[Rows from a figure dataset]
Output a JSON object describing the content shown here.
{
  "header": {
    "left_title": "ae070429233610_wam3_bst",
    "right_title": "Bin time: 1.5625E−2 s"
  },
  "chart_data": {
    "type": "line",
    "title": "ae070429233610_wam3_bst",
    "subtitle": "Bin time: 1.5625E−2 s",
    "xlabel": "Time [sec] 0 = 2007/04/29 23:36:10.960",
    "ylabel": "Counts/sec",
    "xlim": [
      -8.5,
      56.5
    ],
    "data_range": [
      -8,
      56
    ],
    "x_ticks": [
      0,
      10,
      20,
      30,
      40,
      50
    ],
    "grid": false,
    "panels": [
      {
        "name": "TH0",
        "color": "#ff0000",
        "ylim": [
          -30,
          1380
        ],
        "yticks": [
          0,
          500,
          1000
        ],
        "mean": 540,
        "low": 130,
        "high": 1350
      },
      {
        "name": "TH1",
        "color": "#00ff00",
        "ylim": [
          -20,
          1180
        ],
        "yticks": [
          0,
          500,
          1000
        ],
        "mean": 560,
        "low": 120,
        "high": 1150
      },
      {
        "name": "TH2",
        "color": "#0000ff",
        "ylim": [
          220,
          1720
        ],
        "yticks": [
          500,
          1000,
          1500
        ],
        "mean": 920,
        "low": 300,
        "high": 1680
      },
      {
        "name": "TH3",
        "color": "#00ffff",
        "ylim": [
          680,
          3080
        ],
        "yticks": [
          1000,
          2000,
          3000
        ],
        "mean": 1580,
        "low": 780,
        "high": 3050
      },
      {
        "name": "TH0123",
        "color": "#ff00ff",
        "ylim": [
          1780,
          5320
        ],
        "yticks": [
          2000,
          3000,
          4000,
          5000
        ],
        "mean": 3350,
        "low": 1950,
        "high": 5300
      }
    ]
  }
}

The exercise
Each entry above is to be printed again exactly.

The response
Output a JSON object describing the content shown here.
{
  "header": {
    "left_title": "ae070429233610_wam3_bst",
    "right_title": "Bin time: 1.5625E−2 s"
  },
  "chart_data": {
    "type": "line",
    "title": "ae070429233610_wam3_bst",
    "subtitle": "Bin time: 1.5625E−2 s",
    "xlabel": "Time [sec] 0 = 2007/04/29 23:36:10.960",
    "ylabel": "Counts/sec",
    "xlim": [
      -8.5,
      56.5
    ],
    "data_range": [
      -8,
      56
    ],
    "x_ticks": [
      0,
      10,
      20,
      30,
      40,
      50
    ],
    "grid": false,
    "panels": [
      {
        "name": "TH0",
        "color": "#ff0000",
        "ylim": [
          -30,
          1380
        ],
        "yticks": [
          0,
          500,
          1000
        ],
        "mean": 540,
        "low": 130,
        "high": 1350
      },
      {
        "name": "TH1",
        "color": "#00ff00",
        "ylim": [
          -20,
          1180
        ],
        "yticks": [
          0,
          500,
          1000
        ],
        "mean": 560,
        "low": 120,
        "high": 1150
      },
      {
        "name": "TH2",
        "color": "#0000ff",
        "ylim": [
          220,
          1720
        ],
        "yticks": [
          500,
          1000,
          1500
        ],
        "mean": 920,
        "low": 300,
        "high": 1680
      },
      {
        "name": "TH3",
        "color": "#00ffff",
        "ylim": [
          680,
          3080
        ],
        "yticks": [
          1000,
          2000,
          3000
        ],
        "mean": 1580,
        "low": 780,
        "high": 3050
      },
      {
        "name": "TH0123",
        "color": "#ff00ff",
        "ylim": [
          1780,
          5320
        ],
        "yticks": [
          2000,
          3000,
          4000,
          5000
        ],
        "mean": 3350,
        "low": 1950,
        "high": 5300
      }
    ]
  }
}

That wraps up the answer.